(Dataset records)
- - - -
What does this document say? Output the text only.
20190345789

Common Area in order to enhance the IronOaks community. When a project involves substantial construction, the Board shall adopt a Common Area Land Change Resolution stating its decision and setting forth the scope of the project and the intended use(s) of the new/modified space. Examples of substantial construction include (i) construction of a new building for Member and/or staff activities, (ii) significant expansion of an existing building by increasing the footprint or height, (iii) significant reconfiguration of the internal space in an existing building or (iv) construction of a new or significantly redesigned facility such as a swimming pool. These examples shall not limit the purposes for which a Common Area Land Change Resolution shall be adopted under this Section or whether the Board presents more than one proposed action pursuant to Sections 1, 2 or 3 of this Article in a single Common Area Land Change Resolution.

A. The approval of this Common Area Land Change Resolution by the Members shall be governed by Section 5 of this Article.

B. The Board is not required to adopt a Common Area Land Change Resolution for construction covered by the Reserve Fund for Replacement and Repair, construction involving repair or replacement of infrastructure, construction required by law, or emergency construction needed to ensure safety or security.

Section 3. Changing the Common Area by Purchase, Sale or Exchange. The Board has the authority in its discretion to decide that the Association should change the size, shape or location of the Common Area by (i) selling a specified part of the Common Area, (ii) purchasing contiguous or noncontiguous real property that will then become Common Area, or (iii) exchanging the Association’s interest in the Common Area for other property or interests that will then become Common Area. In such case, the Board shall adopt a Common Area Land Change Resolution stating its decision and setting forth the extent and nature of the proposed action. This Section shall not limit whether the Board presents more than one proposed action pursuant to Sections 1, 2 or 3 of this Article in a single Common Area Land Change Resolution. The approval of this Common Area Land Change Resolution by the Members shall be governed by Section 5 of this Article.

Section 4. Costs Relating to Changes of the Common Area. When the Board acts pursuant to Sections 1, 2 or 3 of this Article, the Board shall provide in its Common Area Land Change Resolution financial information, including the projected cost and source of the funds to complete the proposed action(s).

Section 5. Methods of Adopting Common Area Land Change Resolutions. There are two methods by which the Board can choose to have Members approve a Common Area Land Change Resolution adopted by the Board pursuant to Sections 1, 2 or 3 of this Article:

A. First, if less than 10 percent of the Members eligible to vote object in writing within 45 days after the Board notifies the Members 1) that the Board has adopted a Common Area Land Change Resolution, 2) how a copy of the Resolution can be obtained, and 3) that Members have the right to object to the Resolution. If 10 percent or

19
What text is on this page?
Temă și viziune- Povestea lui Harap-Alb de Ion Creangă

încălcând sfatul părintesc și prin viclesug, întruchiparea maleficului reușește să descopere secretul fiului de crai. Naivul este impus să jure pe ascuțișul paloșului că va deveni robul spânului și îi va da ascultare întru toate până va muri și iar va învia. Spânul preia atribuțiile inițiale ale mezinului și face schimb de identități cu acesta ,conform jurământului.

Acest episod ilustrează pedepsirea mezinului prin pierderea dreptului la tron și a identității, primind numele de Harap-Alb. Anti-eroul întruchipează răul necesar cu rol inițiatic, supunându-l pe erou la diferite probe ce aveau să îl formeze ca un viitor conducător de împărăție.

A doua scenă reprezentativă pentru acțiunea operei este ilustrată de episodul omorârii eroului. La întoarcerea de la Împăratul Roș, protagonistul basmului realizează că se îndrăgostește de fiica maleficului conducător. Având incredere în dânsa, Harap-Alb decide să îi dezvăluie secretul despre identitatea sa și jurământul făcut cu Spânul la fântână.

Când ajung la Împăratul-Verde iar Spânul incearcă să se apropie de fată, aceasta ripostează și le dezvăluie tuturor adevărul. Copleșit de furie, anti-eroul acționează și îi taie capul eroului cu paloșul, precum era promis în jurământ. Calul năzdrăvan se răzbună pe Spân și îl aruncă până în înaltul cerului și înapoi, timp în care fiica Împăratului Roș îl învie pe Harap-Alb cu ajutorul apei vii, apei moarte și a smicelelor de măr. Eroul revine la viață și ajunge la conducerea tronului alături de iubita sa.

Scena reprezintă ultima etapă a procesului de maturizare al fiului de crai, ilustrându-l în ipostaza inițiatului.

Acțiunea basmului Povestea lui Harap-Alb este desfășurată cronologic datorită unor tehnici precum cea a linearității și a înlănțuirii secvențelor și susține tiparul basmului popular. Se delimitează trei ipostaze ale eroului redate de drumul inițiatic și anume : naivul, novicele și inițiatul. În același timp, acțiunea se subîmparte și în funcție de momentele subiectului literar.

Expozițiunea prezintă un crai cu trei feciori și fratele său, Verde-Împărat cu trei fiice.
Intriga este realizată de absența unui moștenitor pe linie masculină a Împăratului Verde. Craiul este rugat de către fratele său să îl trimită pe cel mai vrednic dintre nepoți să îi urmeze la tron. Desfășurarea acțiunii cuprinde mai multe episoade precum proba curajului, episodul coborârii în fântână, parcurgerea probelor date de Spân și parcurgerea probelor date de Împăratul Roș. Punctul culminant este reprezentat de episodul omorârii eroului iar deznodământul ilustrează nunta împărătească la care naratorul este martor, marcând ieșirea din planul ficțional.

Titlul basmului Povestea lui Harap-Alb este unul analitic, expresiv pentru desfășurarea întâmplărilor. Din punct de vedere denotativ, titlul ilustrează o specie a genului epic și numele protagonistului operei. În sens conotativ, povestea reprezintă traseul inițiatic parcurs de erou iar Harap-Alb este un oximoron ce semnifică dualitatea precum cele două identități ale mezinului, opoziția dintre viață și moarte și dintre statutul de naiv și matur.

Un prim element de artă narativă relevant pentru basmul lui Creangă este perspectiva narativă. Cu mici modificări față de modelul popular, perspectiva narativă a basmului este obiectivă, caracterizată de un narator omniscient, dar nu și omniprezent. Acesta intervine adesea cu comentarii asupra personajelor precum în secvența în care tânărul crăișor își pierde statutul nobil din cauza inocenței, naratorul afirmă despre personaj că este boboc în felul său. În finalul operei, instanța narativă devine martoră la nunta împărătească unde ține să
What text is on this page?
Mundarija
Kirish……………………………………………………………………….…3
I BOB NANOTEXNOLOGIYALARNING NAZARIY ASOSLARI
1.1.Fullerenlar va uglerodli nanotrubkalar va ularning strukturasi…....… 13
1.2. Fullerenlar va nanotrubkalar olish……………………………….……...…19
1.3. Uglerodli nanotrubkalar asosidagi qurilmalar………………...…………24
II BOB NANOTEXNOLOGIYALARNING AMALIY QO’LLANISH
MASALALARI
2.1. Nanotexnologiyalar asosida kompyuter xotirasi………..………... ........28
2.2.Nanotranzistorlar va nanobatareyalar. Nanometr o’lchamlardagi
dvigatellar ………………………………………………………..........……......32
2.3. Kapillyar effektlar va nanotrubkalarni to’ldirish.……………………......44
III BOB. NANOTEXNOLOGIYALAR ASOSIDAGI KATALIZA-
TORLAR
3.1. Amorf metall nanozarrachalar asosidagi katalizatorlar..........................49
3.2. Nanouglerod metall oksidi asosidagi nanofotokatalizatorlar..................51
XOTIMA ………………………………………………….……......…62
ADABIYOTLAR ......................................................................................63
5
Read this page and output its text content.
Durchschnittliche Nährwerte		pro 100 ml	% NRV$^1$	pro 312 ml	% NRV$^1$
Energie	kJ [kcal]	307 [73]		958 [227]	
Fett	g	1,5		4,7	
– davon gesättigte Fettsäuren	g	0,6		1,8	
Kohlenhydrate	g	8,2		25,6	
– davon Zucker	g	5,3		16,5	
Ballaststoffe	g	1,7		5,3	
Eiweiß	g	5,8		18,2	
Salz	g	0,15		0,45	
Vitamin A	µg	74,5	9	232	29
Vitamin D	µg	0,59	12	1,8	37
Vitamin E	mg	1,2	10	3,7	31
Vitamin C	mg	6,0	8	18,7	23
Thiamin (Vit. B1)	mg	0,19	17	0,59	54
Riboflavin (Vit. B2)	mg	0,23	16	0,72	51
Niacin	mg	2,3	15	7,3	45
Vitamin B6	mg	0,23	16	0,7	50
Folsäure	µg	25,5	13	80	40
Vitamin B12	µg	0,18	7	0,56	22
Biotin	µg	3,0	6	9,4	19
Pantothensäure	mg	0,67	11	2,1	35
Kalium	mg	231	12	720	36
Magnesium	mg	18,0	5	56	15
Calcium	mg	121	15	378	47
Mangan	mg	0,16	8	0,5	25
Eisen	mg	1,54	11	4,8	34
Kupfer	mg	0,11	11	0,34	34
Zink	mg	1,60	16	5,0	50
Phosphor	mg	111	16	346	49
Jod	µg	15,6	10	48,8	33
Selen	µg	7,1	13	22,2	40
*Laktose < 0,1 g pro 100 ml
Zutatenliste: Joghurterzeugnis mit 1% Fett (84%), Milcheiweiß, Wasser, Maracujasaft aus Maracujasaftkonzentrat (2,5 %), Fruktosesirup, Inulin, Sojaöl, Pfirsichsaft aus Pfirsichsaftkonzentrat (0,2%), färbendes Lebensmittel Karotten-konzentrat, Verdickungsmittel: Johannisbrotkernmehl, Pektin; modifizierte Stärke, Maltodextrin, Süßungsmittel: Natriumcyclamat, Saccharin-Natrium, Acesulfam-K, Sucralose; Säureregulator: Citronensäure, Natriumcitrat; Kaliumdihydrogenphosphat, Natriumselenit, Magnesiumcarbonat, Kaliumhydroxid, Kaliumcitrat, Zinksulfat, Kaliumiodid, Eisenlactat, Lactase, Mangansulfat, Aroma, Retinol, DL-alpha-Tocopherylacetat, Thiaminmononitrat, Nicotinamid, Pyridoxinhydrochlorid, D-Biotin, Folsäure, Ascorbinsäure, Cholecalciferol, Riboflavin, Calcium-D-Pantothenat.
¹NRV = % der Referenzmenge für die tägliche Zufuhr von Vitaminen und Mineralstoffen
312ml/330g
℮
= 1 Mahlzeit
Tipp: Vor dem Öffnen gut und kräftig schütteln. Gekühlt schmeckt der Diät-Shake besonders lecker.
- - - -
• SET PROBLEM
Out of the preceding entries, pull every line containing the string "Împăratul".

• OUTPUT OF THE TASK
A doua scenă reprezentativă pentru acțiunea operei este ilustrată de episodul omorârii eroului. La întoarcerea de la Împăratul Roș, protagonistul basmului realizează că se îndrăgostește de fiica maleficului conducător. Având incredere în dânsa, Harap-Alb decide să îi dezvăluie secretul despre identitatea sa și jurământul făcut cu Spânul la fântână.
Când ajung la Împăratul-Verde iar Spânul incearcă să se apropie de fată, aceasta ripostează și le dezvăluie tuturor adevărul. Copleșit de furie, anti-eroul acționează și îi taie capul eroului cu paloșul, precum era promis în jurământ. Calul năzdrăvan se răzbună pe Spân și îl aruncă până în înaltul cerului și înapoi, timp în care fiica Împăratului Roș îl învie pe Harap-Alb cu ajutorul apei vii, apei moarte și a smicelelor de măr. Eroul revine la viață și ajunge la conducerea tronului alături de iubita sa.
Intriga este realizată de absența unui moștenitor pe linie masculină a Împăratului Verde. Craiul este rugat de către fratele său să îl trimită pe cel mai vrednic dintre nepoți să îi urmeze la tron. Desfășurarea acțiunii cuprinde mai multe episoade precum proba curajului, episodul coborârii în fântână, parcurgerea probelor date de Spân și parcurgerea probelor date de Împăratul Roș. Punctul culminant este reprezentat de episodul omorârii eroului iar deznodământul ilustrează nunta împărătească la care naratorul este martor, marcând ieșirea din planul ficțional.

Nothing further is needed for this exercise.